Figure dataset records:
++++++++++++++++++++

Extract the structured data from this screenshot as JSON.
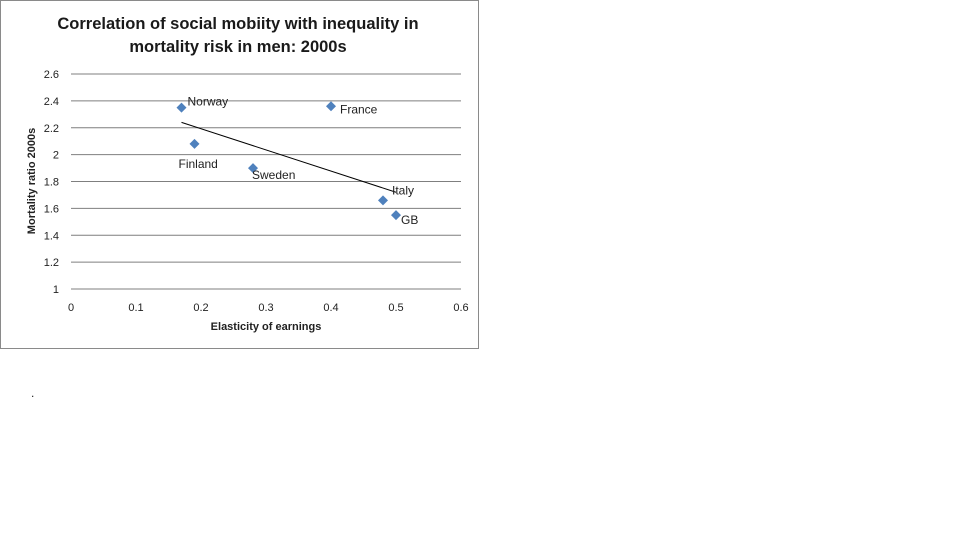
{
  "chart_data": {
    "type": "scatter",
    "title_lines": [
      "Correlation of social mobiity with inequality in",
      "mortality risk in men: 2000s"
    ],
    "xlabel": "Elasticity of earnings",
    "ylabel": "Mortality ratio 2000s",
    "xlim": [
      0,
      0.6
    ],
    "ylim": [
      1,
      2.6
    ],
    "x_ticks": [
      "0",
      "0.1",
      "0.2",
      "0.3",
      "0.4",
      "0.5",
      "0.6"
    ],
    "y_ticks": [
      "1",
      "1.2",
      "1.4",
      "1.6",
      "1.8",
      "2",
      "2.2",
      "2.4",
      "2.6"
    ],
    "grid": "horizontal",
    "marker_color": "#4f81bd",
    "trendline_color": "#000000",
    "points": [
      {
        "label": "Norway",
        "x": 0.17,
        "y": 2.35
      },
      {
        "label": "Finland",
        "x": 0.19,
        "y": 2.08
      },
      {
        "label": "Sweden",
        "x": 0.28,
        "y": 1.9
      },
      {
        "label": "France",
        "x": 0.4,
        "y": 2.36
      },
      {
        "label": "Italy",
        "x": 0.48,
        "y": 1.66
      },
      {
        "label": "GB",
        "x": 0.5,
        "y": 1.55
      }
    ],
    "trendline": {
      "x": [
        0.17,
        0.5
      ],
      "y": [
        2.24,
        1.72
      ]
    }
  },
  "stray_text": "."
}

++++++++++++++++++++

Given instruction | Return the listing above word for word, with the pictures removed.

Task response |
Extract the structured data from this screenshot as JSON.
{
  "chart_data": {
    "type": "scatter",
    "title_lines": [
      "Correlation of social mobiity with inequality in",
      "mortality risk in men: 2000s"
    ],
    "xlabel": "Elasticity of earnings",
    "ylabel": "Mortality ratio 2000s",
    "xlim": [
      0,
      0.6
    ],
    "ylim": [
      1,
      2.6
    ],
    "x_ticks": [
      "0",
      "0.1",
      "0.2",
      "0.3",
      "0.4",
      "0.5",
      "0.6"
    ],
    "y_ticks": [
      "1",
      "1.2",
      "1.4",
      "1.6",
      "1.8",
      "2",
      "2.2",
      "2.4",
      "2.6"
    ],
    "grid": "horizontal",
    "marker_color": "#4f81bd",
    "trendline_color": "#000000",
    "points": [
      {
        "label": "Norway",
        "x": 0.17,
        "y": 2.35
      },
      {
        "label": "Finland",
        "x": 0.19,
        "y": 2.08
      },
      {
        "label": "Sweden",
        "x": 0.28,
        "y": 1.9
      },
      {
        "label": "France",
        "x": 0.4,
        "y": 2.36
      },
      {
        "label": "Italy",
        "x": 0.48,
        "y": 1.66
      },
      {
        "label": "GB",
        "x": 0.5,
        "y": 1.55
      }
    ],
    "trendline": {
      "x": [
        0.17,
        0.5
      ],
      "y": [
        2.24,
        1.72
      ]
    }
  },
  "stray_text": "."
}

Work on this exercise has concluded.